DO THIS: Repeat the whole listing exactly.

* begin *

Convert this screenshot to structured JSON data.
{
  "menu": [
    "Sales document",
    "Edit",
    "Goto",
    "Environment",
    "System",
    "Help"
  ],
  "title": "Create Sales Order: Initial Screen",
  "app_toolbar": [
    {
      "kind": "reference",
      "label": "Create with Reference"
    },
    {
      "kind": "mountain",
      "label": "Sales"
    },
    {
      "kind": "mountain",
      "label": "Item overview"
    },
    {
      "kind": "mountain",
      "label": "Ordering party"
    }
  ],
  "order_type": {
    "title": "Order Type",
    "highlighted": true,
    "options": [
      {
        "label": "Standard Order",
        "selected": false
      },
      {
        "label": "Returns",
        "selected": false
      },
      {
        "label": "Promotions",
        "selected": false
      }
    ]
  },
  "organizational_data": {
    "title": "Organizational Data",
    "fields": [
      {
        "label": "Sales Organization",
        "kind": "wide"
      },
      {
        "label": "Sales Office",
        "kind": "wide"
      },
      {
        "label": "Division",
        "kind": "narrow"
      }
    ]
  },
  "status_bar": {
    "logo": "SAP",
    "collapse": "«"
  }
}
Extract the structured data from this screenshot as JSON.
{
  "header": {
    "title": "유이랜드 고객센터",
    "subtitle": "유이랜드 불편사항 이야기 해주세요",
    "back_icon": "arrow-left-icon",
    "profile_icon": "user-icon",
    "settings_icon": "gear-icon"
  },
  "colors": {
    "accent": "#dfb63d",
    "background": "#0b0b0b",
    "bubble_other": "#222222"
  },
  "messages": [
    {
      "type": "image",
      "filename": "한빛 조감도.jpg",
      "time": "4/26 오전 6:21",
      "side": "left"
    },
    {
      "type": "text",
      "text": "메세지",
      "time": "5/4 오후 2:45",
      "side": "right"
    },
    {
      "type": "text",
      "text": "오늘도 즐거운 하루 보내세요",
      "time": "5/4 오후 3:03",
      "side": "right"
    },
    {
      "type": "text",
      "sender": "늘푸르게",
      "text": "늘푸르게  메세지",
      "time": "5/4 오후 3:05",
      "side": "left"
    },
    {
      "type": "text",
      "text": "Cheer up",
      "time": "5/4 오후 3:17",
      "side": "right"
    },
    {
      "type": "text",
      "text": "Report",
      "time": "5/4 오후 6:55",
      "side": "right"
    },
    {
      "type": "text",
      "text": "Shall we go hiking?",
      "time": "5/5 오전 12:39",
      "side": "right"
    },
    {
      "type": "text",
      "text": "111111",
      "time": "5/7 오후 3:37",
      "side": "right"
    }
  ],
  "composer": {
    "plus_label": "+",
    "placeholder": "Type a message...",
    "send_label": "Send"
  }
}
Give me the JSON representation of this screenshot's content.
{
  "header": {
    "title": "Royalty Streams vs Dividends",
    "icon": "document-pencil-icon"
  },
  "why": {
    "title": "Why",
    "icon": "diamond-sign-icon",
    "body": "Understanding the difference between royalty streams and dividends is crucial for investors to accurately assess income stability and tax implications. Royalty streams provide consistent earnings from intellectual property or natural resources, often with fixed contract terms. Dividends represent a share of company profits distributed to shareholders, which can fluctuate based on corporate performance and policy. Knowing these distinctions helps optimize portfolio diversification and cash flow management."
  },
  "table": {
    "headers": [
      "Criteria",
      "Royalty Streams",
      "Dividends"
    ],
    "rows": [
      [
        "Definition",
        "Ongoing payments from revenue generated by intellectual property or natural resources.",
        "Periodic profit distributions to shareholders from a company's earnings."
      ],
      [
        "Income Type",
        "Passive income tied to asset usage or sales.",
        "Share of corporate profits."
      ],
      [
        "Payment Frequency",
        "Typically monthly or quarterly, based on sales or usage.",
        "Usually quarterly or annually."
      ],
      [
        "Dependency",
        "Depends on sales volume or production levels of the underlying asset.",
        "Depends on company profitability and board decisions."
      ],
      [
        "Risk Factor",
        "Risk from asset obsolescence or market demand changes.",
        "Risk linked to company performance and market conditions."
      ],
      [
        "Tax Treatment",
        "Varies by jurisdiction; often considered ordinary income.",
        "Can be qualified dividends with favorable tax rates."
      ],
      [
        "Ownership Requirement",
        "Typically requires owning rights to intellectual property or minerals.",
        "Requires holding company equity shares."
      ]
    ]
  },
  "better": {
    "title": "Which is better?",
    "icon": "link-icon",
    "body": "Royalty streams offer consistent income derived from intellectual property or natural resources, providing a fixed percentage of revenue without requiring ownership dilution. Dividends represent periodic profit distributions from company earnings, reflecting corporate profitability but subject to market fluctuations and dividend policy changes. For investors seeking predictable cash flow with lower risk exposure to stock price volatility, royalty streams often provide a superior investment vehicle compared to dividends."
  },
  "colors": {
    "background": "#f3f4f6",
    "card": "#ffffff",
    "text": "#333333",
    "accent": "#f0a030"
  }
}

* end *

SOLUTION FOR THIS TASK:
Convert this screenshot to structured JSON data.
{
  "menu": [
    "Sales document",
    "Edit",
    "Goto",
    "Environment",
    "System",
    "Help"
  ],
  "title": "Create Sales Order: Initial Screen",
  "app_toolbar": [
    {
      "kind": "reference",
      "label": "Create with Reference"
    },
    {
      "kind": "mountain",
      "label": "Sales"
    },
    {
      "kind": "mountain",
      "label": "Item overview"
    },
    {
      "kind": "mountain",
      "label": "Ordering party"
    }
  ],
  "order_type": {
    "title": "Order Type",
    "highlighted": true,
    "options": [
      {
        "label": "Standard Order",
        "selected": false
      },
      {
        "label": "Returns",
        "selected": false
      },
      {
        "label": "Promotions",
        "selected": false
      }
    ]
  },
  "organizational_data": {
    "title": "Organizational Data",
    "fields": [
      {
        "label": "Sales Organization",
        "kind": "wide"
      },
      {
        "label": "Sales Office",
        "kind": "wide"
      },
      {
        "label": "Division",
        "kind": "narrow"
      }
    ]
  },
  "status_bar": {
    "logo": "SAP",
    "collapse": "«"
  }
}
Extract the structured data from this screenshot as JSON.
{
  "header": {
    "title": "유이랜드 고객센터",
    "subtitle": "유이랜드 불편사항 이야기 해주세요",
    "back_icon": "arrow-left-icon",
    "profile_icon": "user-icon",
    "settings_icon": "gear-icon"
  },
  "colors": {
    "accent": "#dfb63d",
    "background": "#0b0b0b",
    "bubble_other": "#222222"
  },
  "messages": [
    {
      "type": "image",
      "filename": "한빛 조감도.jpg",
      "time": "4/26 오전 6:21",
      "side": "left"
    },
    {
      "type": "text",
      "text": "메세지",
      "time": "5/4 오후 2:45",
      "side": "right"
    },
    {
      "type": "text",
      "text": "오늘도 즐거운 하루 보내세요",
      "time": "5/4 오후 3:03",
      "side": "right"
    },
    {
      "type": "text",
      "sender": "늘푸르게",
      "text": "늘푸르게  메세지",
      "time": "5/4 오후 3:05",
      "side": "left"
    },
    {
      "type": "text",
      "text": "Cheer up",
      "time": "5/4 오후 3:17",
      "side": "right"
    },
    {
      "type": "text",
      "text": "Report",
      "time": "5/4 오후 6:55",
      "side": "right"
    },
    {
      "type": "text",
      "text": "Shall we go hiking?",
      "time": "5/5 오전 12:39",
      "side": "right"
    },
    {
      "type": "text",
      "text": "111111",
      "time": "5/7 오후 3:37",
      "side": "right"
    }
  ],
  "composer": {
    "plus_label": "+",
    "placeholder": "Type a message...",
    "send_label": "Send"
  }
}
Give me the JSON representation of this screenshot's content.
{
  "header": {
    "title": "Royalty Streams vs Dividends",
    "icon": "document-pencil-icon"
  },
  "why": {
    "title": "Why",
    "icon": "diamond-sign-icon",
    "body": "Understanding the difference between royalty streams and dividends is crucial for investors to accurately assess income stability and tax implications. Royalty streams provide consistent earnings from intellectual property or natural resources, often with fixed contract terms. Dividends represent a share of company profits distributed to shareholders, which can fluctuate based on corporate performance and policy. Knowing these distinctions helps optimize portfolio diversification and cash flow management."
  },
  "table": {
    "headers": [
      "Criteria",
      "Royalty Streams",
      "Dividends"
    ],
    "rows": [
      [
        "Definition",
        "Ongoing payments from revenue generated by intellectual property or natural resources.",
        "Periodic profit distributions to shareholders from a company's earnings."
      ],
      [
        "Income Type",
        "Passive income tied to asset usage or sales.",
        "Share of corporate profits."
      ],
      [
        "Payment Frequency",
        "Typically monthly or quarterly, based on sales or usage.",
        "Usually quarterly or annually."
      ],
      [
        "Dependency",
        "Depends on sales volume or production levels of the underlying asset.",
        "Depends on company profitability and board decisions."
      ],
      [
        "Risk Factor",
        "Risk from asset obsolescence or market demand changes.",
        "Risk linked to company performance and market conditions."
      ],
      [
        "Tax Treatment",
        "Varies by jurisdiction; often considered ordinary income.",
        "Can be qualified dividends with favorable tax rates."
      ],
      [
        "Ownership Requirement",
        "Typically requires owning rights to intellectual property or minerals.",
        "Requires holding company equity shares."
      ]
    ]
  },
  "better": {
    "title": "Which is better?",
    "icon": "link-icon",
    "body": "Royalty streams offer consistent income derived from intellectual property or natural resources, providing a fixed percentage of revenue without requiring ownership dilution. Dividends represent periodic profit distributions from company earnings, reflecting corporate profitability but subject to market fluctuations and dividend policy changes. For investors seeking predictable cash flow with lower risk exposure to stock price volatility, royalty streams often provide a superior investment vehicle compared to dividends."
  },
  "colors": {
    "background": "#f3f4f6",
    "card": "#ffffff",
    "text": "#333333",
    "accent": "#f0a030"
  }
}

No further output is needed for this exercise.